## Dokumenttext
========================================================================

Erasmus-Lehrlinge beim Bundespräsidenten.

Foto: Peter Lechner/HBF

Wenn im Jahrzehnt einer ernsthaften Wirtschaftskrise in Europa und des Erstarkens populistischer und antieuropäischer Parteien mehr als vier Millionen Menschen Auslandserfahrung mit Hilfe des Erasmus-Programms machen können, wird eines klar: Erasmus ist heute eines der wichtigsten Integrationsprogramme des gemeinsamen Europa und leistet einen unverzichtbaren Beitrag zur Entwicklung einer gemeinsamen europäischen Identität. Die Generation Erasmus ist in Europa angekommen und wir wissen aus vielen Umfragen, dass sich diese Generation als Bürgerinnen und Bürger Europas versteht und an dieser Union weiterbauen will.

Im Vorjahr konnten wir den 100.000. österreichischen Studierenden, heuer den 8.000. Lehrling, der am Programm teilnimmt, feiern. Erasmus+ wirkt damit nicht nur als Turbo für individuelle Bildungskarrieren, sondern hat mittlerweile eine ganze Generation geprägt: Erasmus+ ist zum Synonym für bildungsbezogene Auslandsaufenthalte geworden und immer mehr Bürgerinnen und Bürger wissen auch, dass dies längst nicht mehr nur den Studierenden vorbehalten ist.

Zugang erleichtern

Die Europäische Kommission hat Ende Mai ihre ambitionierten Vorschläge für die nächste Programmgeneration 2021–2027 präsentiert: Mit einem doppelt so hohen Budget sollen bis 2027 dreimal so viele Personen, also zwölf Millionen Europäerinnen und Europäer, vom Programm profitieren. Die signifikante Erhöhung ist auch eine Anerkennung der Bedeutung des europäischen Bildungsraums für die wirtschaftliche, soziale und politische Zukunft der EU. Das erklärte Ziel ist, dass die Teilhabe am Programm in Zukunft noch breiter wird und noch mehr Lernende und Lehrende aus den Bereichen Schul-, Berufs-, Hochschul- und Erwachsenenbildung davon profitieren.

Neben der substanziellen Anhebung des Budgets ist aber auch wichtig, den Zugang zum Programm zu erleichtern und auch solchen Personen Auslandserfahrungen zu ermöglichen, die aufgrund ihrer Situation, etwa einer Berufstätigkeit oder mangelnder finanzieller Ressourcen, darauf bislang verzichten mussten. Deshalb müssen im nächsten Programm auch flexiblere und kürzere Aufenthalte möglich sein beziehungsweise neue Formen der Mobilität, etwa auch virtuelle Kooperationen zwischen Bildungseinrichtungen, wie wir das aus dem Schulbereich bereits kennen, gefördert werden. Darüber hinaus muss die Antragstellung und Verwaltung auf Ebene der Institutionen vereinfacht werden. Es ist heute zum Beispiel kleinen Schulen und Bildungseinrichtungen nur eingeschränkt möglich, am Programm teilzunehmen, weil der bürokratische Aufwand immer höher wurde. Diese Herausforderungen werden in der Programmgeneration 2021–2027 Berücksichtigung finden.

========================================================================

## Material
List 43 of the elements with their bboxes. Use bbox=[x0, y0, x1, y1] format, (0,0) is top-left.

========================================================================

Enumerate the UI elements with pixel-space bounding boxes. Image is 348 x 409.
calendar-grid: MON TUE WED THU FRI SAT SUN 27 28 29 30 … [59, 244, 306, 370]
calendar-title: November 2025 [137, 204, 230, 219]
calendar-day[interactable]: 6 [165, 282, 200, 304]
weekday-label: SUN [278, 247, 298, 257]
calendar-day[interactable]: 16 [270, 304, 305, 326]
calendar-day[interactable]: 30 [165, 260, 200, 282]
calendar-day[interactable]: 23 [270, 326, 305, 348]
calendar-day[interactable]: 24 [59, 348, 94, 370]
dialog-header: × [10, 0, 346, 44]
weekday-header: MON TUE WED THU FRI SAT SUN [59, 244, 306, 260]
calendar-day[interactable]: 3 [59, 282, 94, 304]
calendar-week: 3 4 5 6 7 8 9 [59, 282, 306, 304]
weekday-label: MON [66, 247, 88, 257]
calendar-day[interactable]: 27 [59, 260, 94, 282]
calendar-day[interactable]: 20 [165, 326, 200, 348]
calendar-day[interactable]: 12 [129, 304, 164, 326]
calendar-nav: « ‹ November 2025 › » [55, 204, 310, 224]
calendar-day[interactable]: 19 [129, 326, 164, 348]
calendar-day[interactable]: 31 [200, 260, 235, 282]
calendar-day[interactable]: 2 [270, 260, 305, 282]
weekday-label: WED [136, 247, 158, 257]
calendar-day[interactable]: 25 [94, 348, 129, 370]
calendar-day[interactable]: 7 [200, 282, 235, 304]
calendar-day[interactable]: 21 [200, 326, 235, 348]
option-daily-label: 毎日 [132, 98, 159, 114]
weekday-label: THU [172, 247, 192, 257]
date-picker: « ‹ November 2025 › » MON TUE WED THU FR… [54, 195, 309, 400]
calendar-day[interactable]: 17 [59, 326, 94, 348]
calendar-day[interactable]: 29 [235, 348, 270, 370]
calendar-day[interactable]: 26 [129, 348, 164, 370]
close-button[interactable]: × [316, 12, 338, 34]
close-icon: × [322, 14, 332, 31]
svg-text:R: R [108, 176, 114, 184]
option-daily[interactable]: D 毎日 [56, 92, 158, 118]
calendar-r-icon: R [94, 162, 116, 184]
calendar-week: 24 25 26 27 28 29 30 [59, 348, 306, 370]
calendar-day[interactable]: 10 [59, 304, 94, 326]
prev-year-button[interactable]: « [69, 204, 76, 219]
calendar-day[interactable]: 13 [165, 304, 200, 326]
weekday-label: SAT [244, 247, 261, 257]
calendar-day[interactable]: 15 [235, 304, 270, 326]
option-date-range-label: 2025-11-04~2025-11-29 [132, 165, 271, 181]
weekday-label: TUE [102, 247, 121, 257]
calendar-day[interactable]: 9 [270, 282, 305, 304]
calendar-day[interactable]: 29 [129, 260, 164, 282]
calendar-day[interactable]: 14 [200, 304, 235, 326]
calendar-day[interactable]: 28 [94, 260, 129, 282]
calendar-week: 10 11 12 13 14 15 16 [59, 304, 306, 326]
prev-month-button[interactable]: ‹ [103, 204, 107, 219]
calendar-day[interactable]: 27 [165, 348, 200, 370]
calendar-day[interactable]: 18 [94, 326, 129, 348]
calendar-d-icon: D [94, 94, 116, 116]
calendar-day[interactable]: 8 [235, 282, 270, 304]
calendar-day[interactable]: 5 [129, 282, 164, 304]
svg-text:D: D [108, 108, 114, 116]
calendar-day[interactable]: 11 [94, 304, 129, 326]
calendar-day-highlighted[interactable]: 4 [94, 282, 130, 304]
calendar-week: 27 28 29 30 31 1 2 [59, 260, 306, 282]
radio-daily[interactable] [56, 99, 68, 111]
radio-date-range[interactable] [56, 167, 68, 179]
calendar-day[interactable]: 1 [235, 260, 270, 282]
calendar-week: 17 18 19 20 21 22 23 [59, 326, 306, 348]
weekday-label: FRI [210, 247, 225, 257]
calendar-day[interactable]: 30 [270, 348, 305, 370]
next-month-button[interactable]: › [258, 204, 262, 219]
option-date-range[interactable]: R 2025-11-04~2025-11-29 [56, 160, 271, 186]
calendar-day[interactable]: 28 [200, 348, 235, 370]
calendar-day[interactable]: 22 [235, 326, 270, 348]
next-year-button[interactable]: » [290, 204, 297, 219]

========================================================================

## Arbeitsauftrag 1
Übersetze aus dem Text über das Erasmus-Programm den Satz „Die signifikante Erhöhung ist auch eine Anerkennung der Bedeutung des europäischen Bildungsraums für die wirtschaftliche, soziale und politische Zukunft der EU.“ ins Englische.
## Arbeitsauftrag 2
Führe den Text über das Erasmus-Programm im Anschluss an seinen letzten Satz weiter.

## Antwort 1
The significant increase is also a recognition of the importance of the European Education Area for the economic, social and political future of the EU.

## Antwort 2
Europäische Elite ...

Wenn wir den Bildungs-, Wissens- und Innovationsstandort Europa im globalen Wettbewerb stärken wollen, muss auch das Erasmus-Programm noch internationaler ausgerichtet sein. Es ist zu begrüßen, dass in Zukunft die Mobilität in Drittstaaten auch für Personen in der Berufs(aus)bildung möglich sein soll. Es braucht aber auch im Hochschulbereich noch mehr Mittel für solche Kooperationen, um die besten Köpfe nach Europa zu holen und europäischen Studierenden die Möglichkeit zu geben, Bildungserfahrungen an den besten Hochschulen der Welt zu sammeln.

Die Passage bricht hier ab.